### SHORT PROBLEM
An exact reproduction of the records is required, with all images left out.

### DATA PROVIDED
◇ ◇ ◇ ◇ ◇

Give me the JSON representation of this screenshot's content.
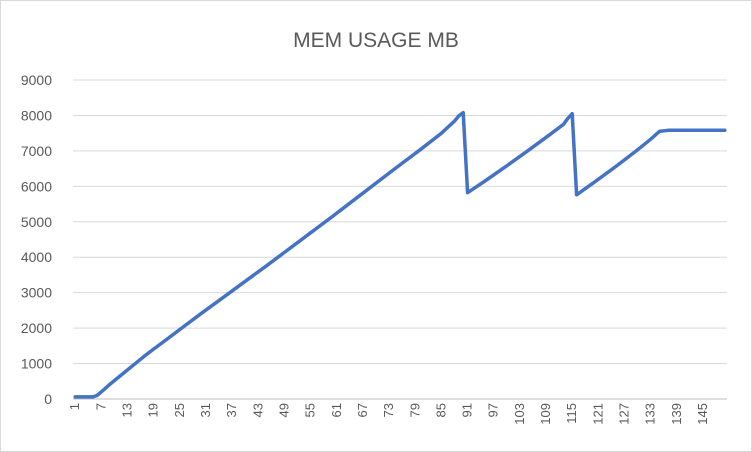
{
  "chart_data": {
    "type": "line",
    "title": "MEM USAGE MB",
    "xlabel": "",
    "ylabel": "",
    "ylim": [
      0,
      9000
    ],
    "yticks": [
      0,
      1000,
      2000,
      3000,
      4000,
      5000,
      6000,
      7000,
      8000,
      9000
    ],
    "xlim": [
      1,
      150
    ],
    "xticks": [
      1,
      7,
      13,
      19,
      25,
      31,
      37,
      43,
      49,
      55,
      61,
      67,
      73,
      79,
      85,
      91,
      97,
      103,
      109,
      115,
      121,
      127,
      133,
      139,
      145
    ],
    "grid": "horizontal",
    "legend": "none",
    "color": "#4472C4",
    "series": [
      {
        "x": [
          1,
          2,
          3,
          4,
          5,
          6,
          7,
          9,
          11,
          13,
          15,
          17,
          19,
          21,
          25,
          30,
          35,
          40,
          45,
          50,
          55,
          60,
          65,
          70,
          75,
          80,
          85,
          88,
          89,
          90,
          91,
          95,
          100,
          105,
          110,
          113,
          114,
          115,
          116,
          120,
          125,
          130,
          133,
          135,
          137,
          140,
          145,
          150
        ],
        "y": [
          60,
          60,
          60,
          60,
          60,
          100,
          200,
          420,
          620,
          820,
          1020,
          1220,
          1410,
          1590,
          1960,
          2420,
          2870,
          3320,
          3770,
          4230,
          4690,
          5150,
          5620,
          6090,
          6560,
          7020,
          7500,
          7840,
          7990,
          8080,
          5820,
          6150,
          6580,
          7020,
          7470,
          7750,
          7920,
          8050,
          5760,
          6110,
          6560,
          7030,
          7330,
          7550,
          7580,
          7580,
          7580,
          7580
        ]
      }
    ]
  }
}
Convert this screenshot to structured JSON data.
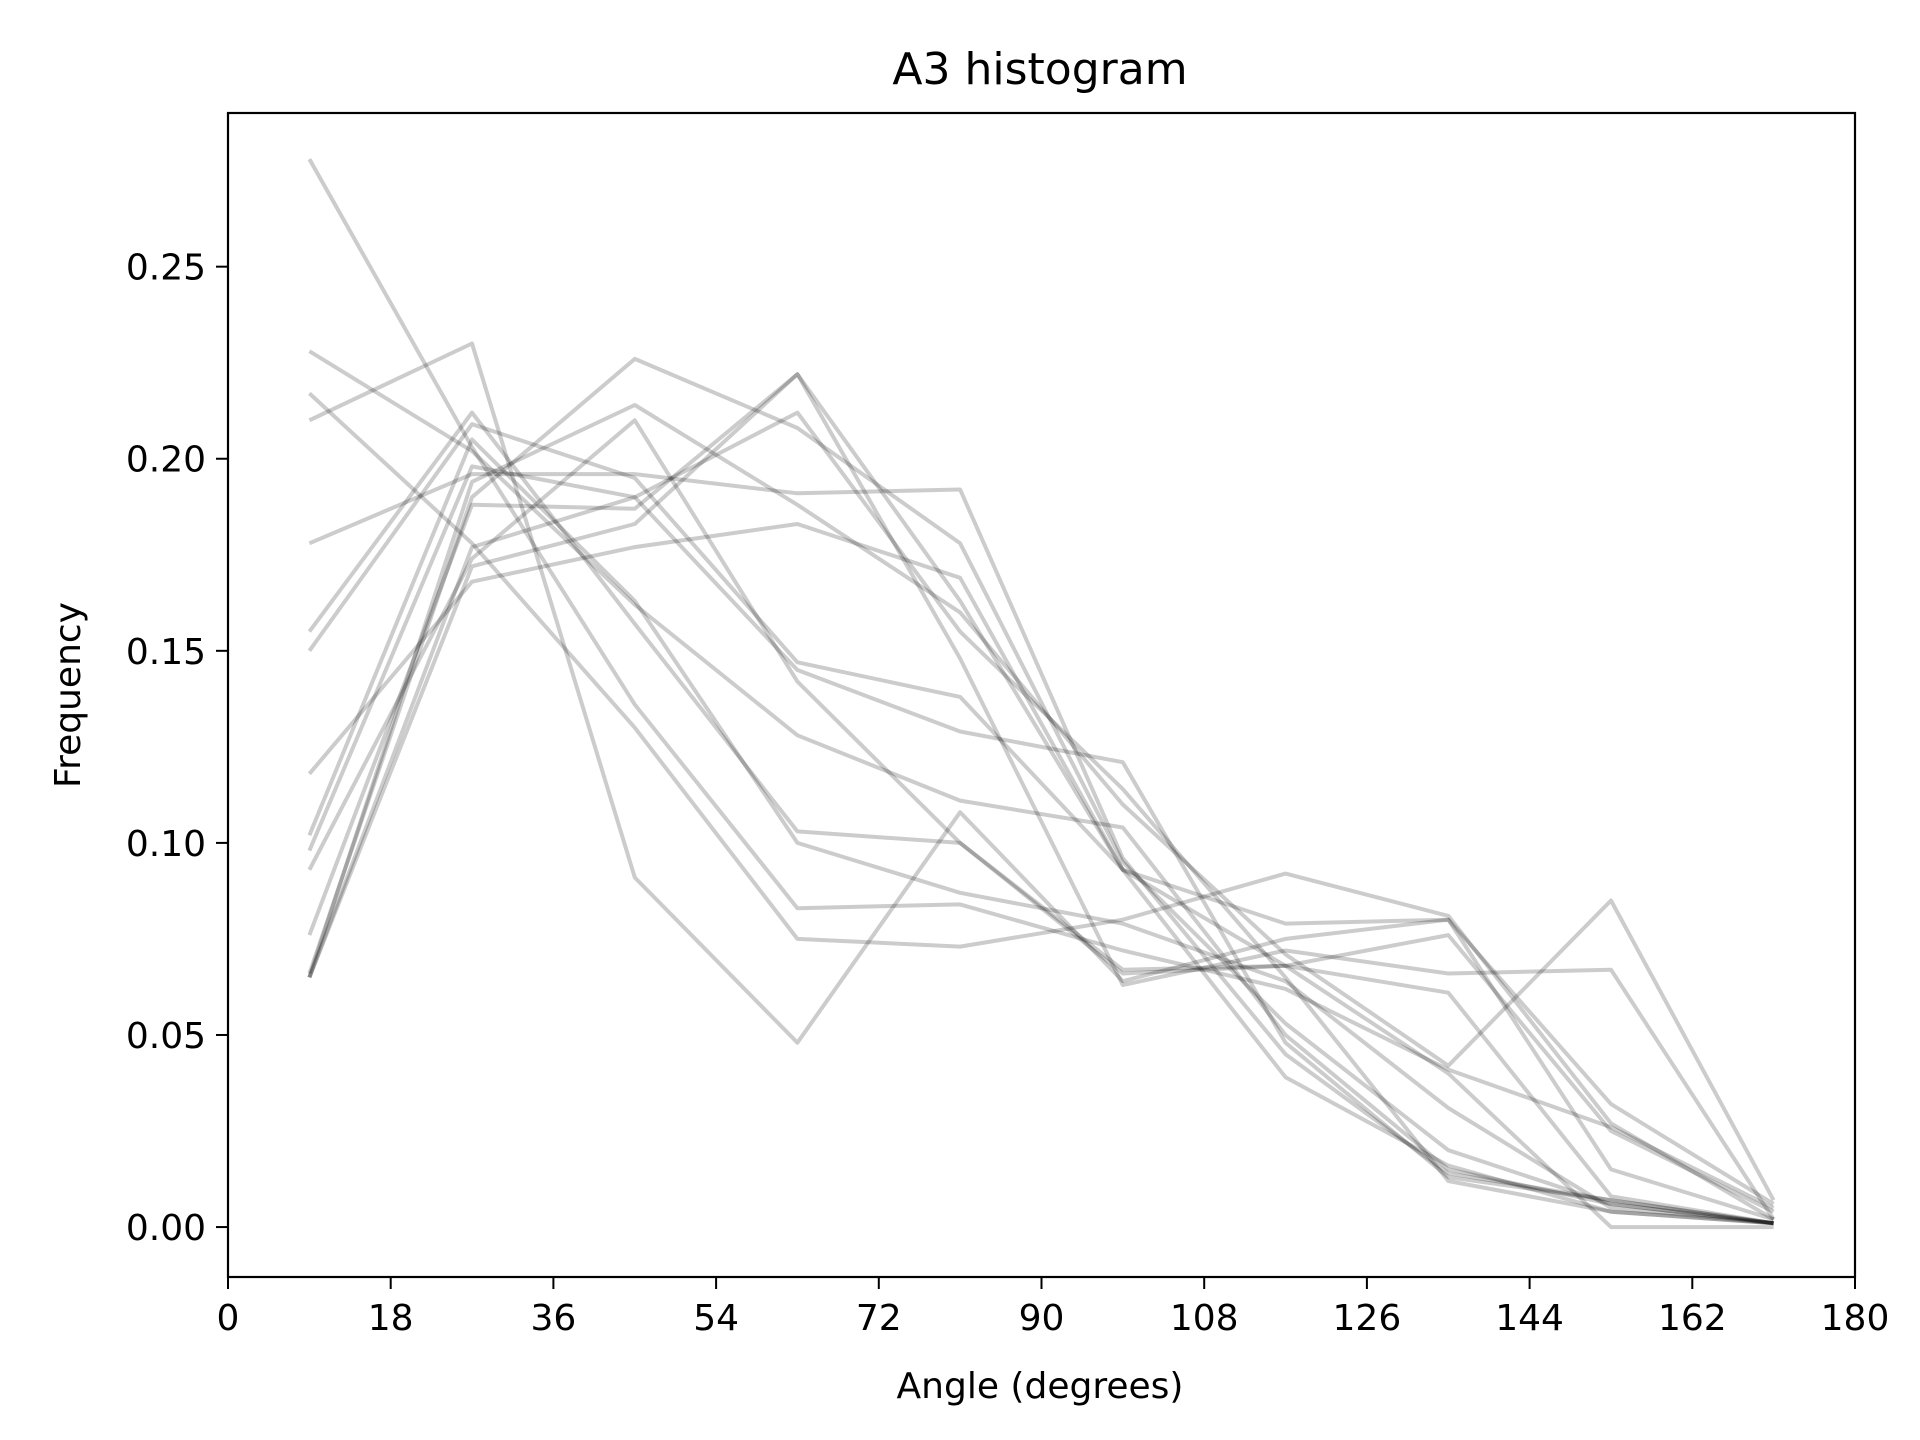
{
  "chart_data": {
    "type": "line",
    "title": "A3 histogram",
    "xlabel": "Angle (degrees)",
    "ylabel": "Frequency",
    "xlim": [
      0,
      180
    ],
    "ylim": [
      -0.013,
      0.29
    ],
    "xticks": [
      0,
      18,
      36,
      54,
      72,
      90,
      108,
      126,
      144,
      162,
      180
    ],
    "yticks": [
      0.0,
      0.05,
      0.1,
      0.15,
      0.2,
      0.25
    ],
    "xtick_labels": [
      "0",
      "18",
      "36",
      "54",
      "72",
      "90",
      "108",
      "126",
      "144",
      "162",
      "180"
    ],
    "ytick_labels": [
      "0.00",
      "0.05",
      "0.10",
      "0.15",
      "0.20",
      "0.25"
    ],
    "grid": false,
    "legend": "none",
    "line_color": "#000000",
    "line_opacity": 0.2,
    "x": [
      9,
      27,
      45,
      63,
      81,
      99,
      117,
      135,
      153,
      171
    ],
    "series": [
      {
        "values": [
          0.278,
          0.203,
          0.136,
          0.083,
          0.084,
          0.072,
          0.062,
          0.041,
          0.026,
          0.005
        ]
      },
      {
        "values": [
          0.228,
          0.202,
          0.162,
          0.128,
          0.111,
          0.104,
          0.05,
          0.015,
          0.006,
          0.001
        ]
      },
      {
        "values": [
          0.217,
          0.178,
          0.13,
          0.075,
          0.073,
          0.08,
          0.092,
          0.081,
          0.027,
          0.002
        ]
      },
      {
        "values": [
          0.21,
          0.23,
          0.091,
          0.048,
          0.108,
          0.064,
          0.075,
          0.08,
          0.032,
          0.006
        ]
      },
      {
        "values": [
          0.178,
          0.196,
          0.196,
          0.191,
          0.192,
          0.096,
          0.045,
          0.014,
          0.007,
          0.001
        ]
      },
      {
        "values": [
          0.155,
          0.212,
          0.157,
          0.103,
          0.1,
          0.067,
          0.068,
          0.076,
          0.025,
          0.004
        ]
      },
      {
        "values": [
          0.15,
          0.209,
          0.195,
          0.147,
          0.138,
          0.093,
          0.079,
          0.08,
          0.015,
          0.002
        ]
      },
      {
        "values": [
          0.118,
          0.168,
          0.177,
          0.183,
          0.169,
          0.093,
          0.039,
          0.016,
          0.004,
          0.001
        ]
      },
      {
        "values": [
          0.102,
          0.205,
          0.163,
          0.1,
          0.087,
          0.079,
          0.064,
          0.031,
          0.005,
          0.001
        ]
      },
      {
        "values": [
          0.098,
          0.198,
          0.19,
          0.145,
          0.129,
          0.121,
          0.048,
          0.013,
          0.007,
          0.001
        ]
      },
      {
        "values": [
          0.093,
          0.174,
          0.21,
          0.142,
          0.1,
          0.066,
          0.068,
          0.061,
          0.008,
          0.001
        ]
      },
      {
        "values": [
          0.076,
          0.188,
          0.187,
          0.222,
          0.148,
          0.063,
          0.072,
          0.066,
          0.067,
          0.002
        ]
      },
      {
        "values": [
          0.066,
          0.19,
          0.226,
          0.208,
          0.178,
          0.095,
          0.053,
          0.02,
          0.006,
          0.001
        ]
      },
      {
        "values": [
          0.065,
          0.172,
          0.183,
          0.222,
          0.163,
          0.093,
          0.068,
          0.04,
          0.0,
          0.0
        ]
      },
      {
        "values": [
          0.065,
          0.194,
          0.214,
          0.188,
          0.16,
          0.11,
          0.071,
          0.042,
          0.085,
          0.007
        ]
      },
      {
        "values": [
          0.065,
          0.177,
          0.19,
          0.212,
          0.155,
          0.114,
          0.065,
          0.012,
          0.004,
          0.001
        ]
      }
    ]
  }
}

◇ ◇ ◇ ◇ ◇

### COMPLETE RESPONSE
Give me the JSON representation of this screenshot's content.
{
  "chart_data": {
    "type": "line",
    "title": "MEM USAGE MB",
    "xlabel": "",
    "ylabel": "",
    "ylim": [
      0,
      9000
    ],
    "yticks": [
      0,
      1000,
      2000,
      3000,
      4000,
      5000,
      6000,
      7000,
      8000,
      9000
    ],
    "xlim": [
      1,
      150
    ],
    "xticks": [
      1,
      7,
      13,
      19,
      25,
      31,
      37,
      43,
      49,
      55,
      61,
      67,
      73,
      79,
      85,
      91,
      97,
      103,
      109,
      115,
      121,
      127,
      133,
      139,
      145
    ],
    "grid": "horizontal",
    "legend": "none",
    "color": "#4472C4",
    "series": [
      {
        "x": [
          1,
          2,
          3,
          4,
          5,
          6,
          7,
          9,
          11,
          13,
          15,
          17,
          19,
          21,
          25,
          30,
          35,
          40,
          45,
          50,
          55,
          60,
          65,
          70,
          75,
          80,
          85,
          88,
          89,
          90,
          91,
          95,
          100,
          105,
          110,
          113,
          114,
          115,
          116,
          120,
          125,
          130,
          133,
          135,
          137,
          140,
          145,
          150
        ],
        "y": [
          60,
          60,
          60,
          60,
          60,
          100,
          200,
          420,
          620,
          820,
          1020,
          1220,
          1410,
          1590,
          1960,
          2420,
          2870,
          3320,
          3770,
          4230,
          4690,
          5150,
          5620,
          6090,
          6560,
          7020,
          7500,
          7840,
          7990,
          8080,
          5820,
          6150,
          6580,
          7020,
          7470,
          7750,
          7920,
          8050,
          5760,
          6110,
          6560,
          7030,
          7330,
          7550,
          7580,
          7580,
          7580,
          7580
        ]
      }
    ]
  }
}
Convert this screenshot to structured JSON data.
{
  "chart_data": {
    "type": "line",
    "title": "A3 histogram",
    "xlabel": "Angle (degrees)",
    "ylabel": "Frequency",
    "xlim": [
      0,
      180
    ],
    "ylim": [
      -0.013,
      0.29
    ],
    "xticks": [
      0,
      18,
      36,
      54,
      72,
      90,
      108,
      126,
      144,
      162,
      180
    ],
    "yticks": [
      0.0,
      0.05,
      0.1,
      0.15,
      0.2,
      0.25
    ],
    "xtick_labels": [
      "0",
      "18",
      "36",
      "54",
      "72",
      "90",
      "108",
      "126",
      "144",
      "162",
      "180"
    ],
    "ytick_labels": [
      "0.00",
      "0.05",
      "0.10",
      "0.15",
      "0.20",
      "0.25"
    ],
    "grid": false,
    "legend": "none",
    "line_color": "#000000",
    "line_opacity": 0.2,
    "x": [
      9,
      27,
      45,
      63,
      81,
      99,
      117,
      135,
      153,
      171
    ],
    "series": [
      {
        "values": [
          0.278,
          0.203,
          0.136,
          0.083,
          0.084,
          0.072,
          0.062,
          0.041,
          0.026,
          0.005
        ]
      },
      {
        "values": [
          0.228,
          0.202,
          0.162,
          0.128,
          0.111,
          0.104,
          0.05,
          0.015,
          0.006,
          0.001
        ]
      },
      {
        "values": [
          0.217,
          0.178,
          0.13,
          0.075,
          0.073,
          0.08,
          0.092,
          0.081,
          0.027,
          0.002
        ]
      },
      {
        "values": [
          0.21,
          0.23,
          0.091,
          0.048,
          0.108,
          0.064,
          0.075,
          0.08,
          0.032,
          0.006
        ]
      },
      {
        "values": [
          0.178,
          0.196,
          0.196,
          0.191,
          0.192,
          0.096,
          0.045,
          0.014,
          0.007,
          0.001
        ]
      },
      {
        "values": [
          0.155,
          0.212,
          0.157,
          0.103,
          0.1,
          0.067,
          0.068,
          0.076,
          0.025,
          0.004
        ]
      },
      {
        "values": [
          0.15,
          0.209,
          0.195,
          0.147,
          0.138,
          0.093,
          0.079,
          0.08,
          0.015,
          0.002
        ]
      },
      {
        "values": [
          0.118,
          0.168,
          0.177,
          0.183,
          0.169,
          0.093,
          0.039,
          0.016,
          0.004,
          0.001
        ]
      },
      {
        "values": [
          0.102,
          0.205,
          0.163,
          0.1,
          0.087,
          0.079,
          0.064,
          0.031,
          0.005,
          0.001
        ]
      },
      {
        "values": [
          0.098,
          0.198,
          0.19,
          0.145,
          0.129,
          0.121,
          0.048,
          0.013,
          0.007,
          0.001
        ]
      },
      {
        "values": [
          0.093,
          0.174,
          0.21,
          0.142,
          0.1,
          0.066,
          0.068,
          0.061,
          0.008,
          0.001
        ]
      },
      {
        "values": [
          0.076,
          0.188,
          0.187,
          0.222,
          0.148,
          0.063,
          0.072,
          0.066,
          0.067,
          0.002
        ]
      },
      {
        "values": [
          0.066,
          0.19,
          0.226,
          0.208,
          0.178,
          0.095,
          0.053,
          0.02,
          0.006,
          0.001
        ]
      },
      {
        "values": [
          0.065,
          0.172,
          0.183,
          0.222,
          0.163,
          0.093,
          0.068,
          0.04,
          0.0,
          0.0
        ]
      },
      {
        "values": [
          0.065,
          0.194,
          0.214,
          0.188,
          0.16,
          0.11,
          0.071,
          0.042,
          0.085,
          0.007
        ]
      },
      {
        "values": [
          0.065,
          0.177,
          0.19,
          0.212,
          0.155,
          0.114,
          0.065,
          0.012,
          0.004,
          0.001
        ]
      }
    ]
  }
}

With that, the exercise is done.